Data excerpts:
* * *
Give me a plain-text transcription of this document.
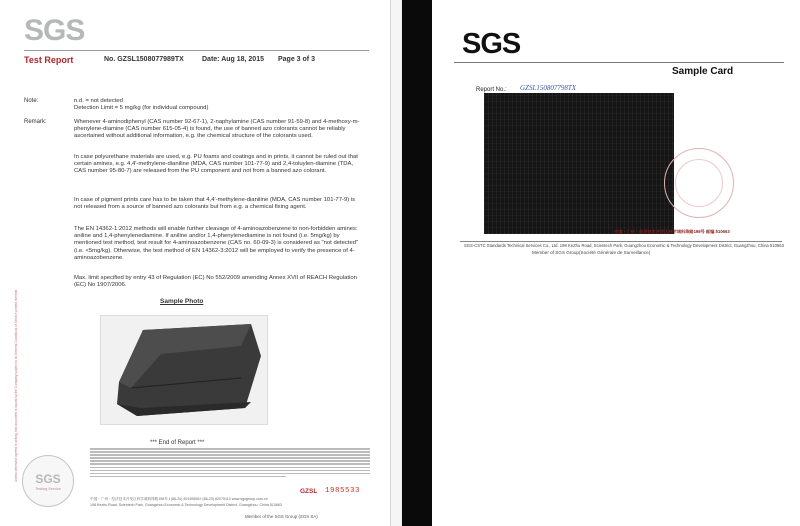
SGS
Test Report	No. GZSL1508077989TX	Date: Aug 18, 2015 Page 3 of 3
Unless otherwise agreed in writing, this document is issued by the Company subject to its General Conditions of Service printed overleaf
Note:	n.d. = not detected

Detection Limit = 5 mg/kg (for individual compound)

Remark:	Whenever 4-aminodiphenyl (CAS number 92-67-1), 2-naphylamine (CAS number 91-59-8) and 4-methoxy-m-phenylene-diamine (CAS number 615-05-4) is found, the use of banned azo colorants cannot be reliably ascertained without additional information, e.g. the chemical structure of the colorants used.
In case polyurethane materials are used, e.g. PU foams and coatings and in prints, it cannot be ruled out that certain amines, e.g. 4,4'-methylene-dianiline (MDA, CAS number 101-77-9) and 2,4-toluylen-diamine (TDA, CAS number 95-80-7) are released from the PU component and not from a banned azo colorant.
In case of pigment prints care has to be taken that 4,4'-methylene-dianiline (MDA, CAS number 101-77-9) is not released from a source of banned azo colorants but from e.g. a chemical fixing agent.
The EN 14362-1:2012 methods will enable further cleavage of 4-aminoazobenzene to non-forbidden amines: aniline and 1,4-phenylenediamine. If aniline and/or 1,4-phenylenediamine is not found (i.e. 5mg/kg) by mentioned test method, test result for 4-aminoazobenzene (CAS no. 60-09-3) is considered as "not detected" (i.e. <5mg/kg). Otherwise, the test method of EN 14362-3:2012 will be employed to verify the presence of 4-aminoazobenzene.
Max. limit specified by entry 43 of Regulation (EC) No 552/2009 amending Annex XVII of REACH Regulation (EC) No 1907/2006.
Sample Photo
*** End of Report ***
SGS
Testing Service	GZSL 1985533
中国・广州・经济技术开发区科学城科珠路198号 t (86-20) 82155555 f (86-20) 82075113 www.sgsgroup.com.cn
198 Kezhu Road, Scientech Park, Guangzhou Economic & Technology Development District, Guangzhou, China 510663
Member of the SGS Group (SGS SA)
SGS
Sample Card
Report No.: GZSL150807798TX
中国・广州・经济技术开发区科学城科珠路198号 邮编:510663
SGS-CSTC Standards Technical Services Co., Ltd. 198 KeZhu Road, Scientech Park, Guangzhou Economic & Technology Development District, Guangzhou, China 510663
Member of SGS Group(Société Générale de Surveillance)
* * *
WHAT IS NEEDED = Within the listing above, copy each line that has the string "Technology".

TASK OUTPUT =
198 Kezhu Road, Scientech Park, Guangzhou Economic & Technology Development District, Guangzhou, China 510663
SGS-CSTC Standards Technical Services Co., Ltd. 198 KeZhu Road, Scientech Park, Guangzhou Economic & Technology Development District, Guangzhou, China 510663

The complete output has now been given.